(Exercise instructions)
Each entry below is to be extracted exactly.

(Record excerpts)
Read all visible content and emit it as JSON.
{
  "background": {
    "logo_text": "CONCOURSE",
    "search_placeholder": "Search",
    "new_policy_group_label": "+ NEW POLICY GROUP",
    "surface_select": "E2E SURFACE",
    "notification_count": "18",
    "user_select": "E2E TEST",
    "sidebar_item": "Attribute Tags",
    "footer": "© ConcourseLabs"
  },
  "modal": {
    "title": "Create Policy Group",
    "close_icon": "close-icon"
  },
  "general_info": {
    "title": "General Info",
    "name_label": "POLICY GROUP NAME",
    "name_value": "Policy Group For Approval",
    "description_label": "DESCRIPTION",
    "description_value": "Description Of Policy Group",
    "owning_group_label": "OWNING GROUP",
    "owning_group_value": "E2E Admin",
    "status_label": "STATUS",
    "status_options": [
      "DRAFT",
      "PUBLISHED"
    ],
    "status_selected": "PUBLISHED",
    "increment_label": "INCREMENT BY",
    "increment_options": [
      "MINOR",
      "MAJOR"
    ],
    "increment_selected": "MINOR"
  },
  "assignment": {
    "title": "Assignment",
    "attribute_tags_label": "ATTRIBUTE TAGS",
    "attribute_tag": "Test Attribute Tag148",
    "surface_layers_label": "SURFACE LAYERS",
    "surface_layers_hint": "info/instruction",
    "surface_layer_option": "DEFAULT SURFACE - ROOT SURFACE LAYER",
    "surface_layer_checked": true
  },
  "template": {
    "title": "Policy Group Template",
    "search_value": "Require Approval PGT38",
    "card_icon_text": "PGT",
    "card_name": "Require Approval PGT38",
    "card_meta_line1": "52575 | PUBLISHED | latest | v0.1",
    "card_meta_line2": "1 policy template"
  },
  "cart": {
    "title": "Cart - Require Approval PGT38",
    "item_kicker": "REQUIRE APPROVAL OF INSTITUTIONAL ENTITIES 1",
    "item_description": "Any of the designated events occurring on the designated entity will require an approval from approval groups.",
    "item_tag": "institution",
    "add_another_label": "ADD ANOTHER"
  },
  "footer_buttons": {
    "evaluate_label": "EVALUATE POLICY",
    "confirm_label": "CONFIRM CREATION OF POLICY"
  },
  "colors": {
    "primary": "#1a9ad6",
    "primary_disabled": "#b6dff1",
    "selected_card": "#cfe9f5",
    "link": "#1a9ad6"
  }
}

(Exercise answer)
Read all visible content and emit it as JSON.
{
  "background": {
    "logo_text": "CONCOURSE",
    "search_placeholder": "Search",
    "new_policy_group_label": "+ NEW POLICY GROUP",
    "surface_select": "E2E SURFACE",
    "notification_count": "18",
    "user_select": "E2E TEST",
    "sidebar_item": "Attribute Tags",
    "footer": "© ConcourseLabs"
  },
  "modal": {
    "title": "Create Policy Group",
    "close_icon": "close-icon"
  },
  "general_info": {
    "title": "General Info",
    "name_label": "POLICY GROUP NAME",
    "name_value": "Policy Group For Approval",
    "description_label": "DESCRIPTION",
    "description_value": "Description Of Policy Group",
    "owning_group_label": "OWNING GROUP",
    "owning_group_value": "E2E Admin",
    "status_label": "STATUS",
    "status_options": [
      "DRAFT",
      "PUBLISHED"
    ],
    "status_selected": "PUBLISHED",
    "increment_label": "INCREMENT BY",
    "increment_options": [
      "MINOR",
      "MAJOR"
    ],
    "increment_selected": "MINOR"
  },
  "assignment": {
    "title": "Assignment",
    "attribute_tags_label": "ATTRIBUTE TAGS",
    "attribute_tag": "Test Attribute Tag148",
    "surface_layers_label": "SURFACE LAYERS",
    "surface_layers_hint": "info/instruction",
    "surface_layer_option": "DEFAULT SURFACE - ROOT SURFACE LAYER",
    "surface_layer_checked": true
  },
  "template": {
    "title": "Policy Group Template",
    "search_value": "Require Approval PGT38",
    "card_icon_text": "PGT",
    "card_name": "Require Approval PGT38",
    "card_meta_line1": "52575 | PUBLISHED | latest | v0.1",
    "card_meta_line2": "1 policy template"
  },
  "cart": {
    "title": "Cart - Require Approval PGT38",
    "item_kicker": "REQUIRE APPROVAL OF INSTITUTIONAL ENTITIES 1",
    "item_description": "Any of the designated events occurring on the designated entity will require an approval from approval groups.",
    "item_tag": "institution",
    "add_another_label": "ADD ANOTHER"
  },
  "footer_buttons": {
    "evaluate_label": "EVALUATE POLICY",
    "confirm_label": "CONFIRM CREATION OF POLICY"
  },
  "colors": {
    "primary": "#1a9ad6",
    "primary_disabled": "#b6dff1",
    "selected_card": "#cfe9f5",
    "link": "#1a9ad6"
  }
}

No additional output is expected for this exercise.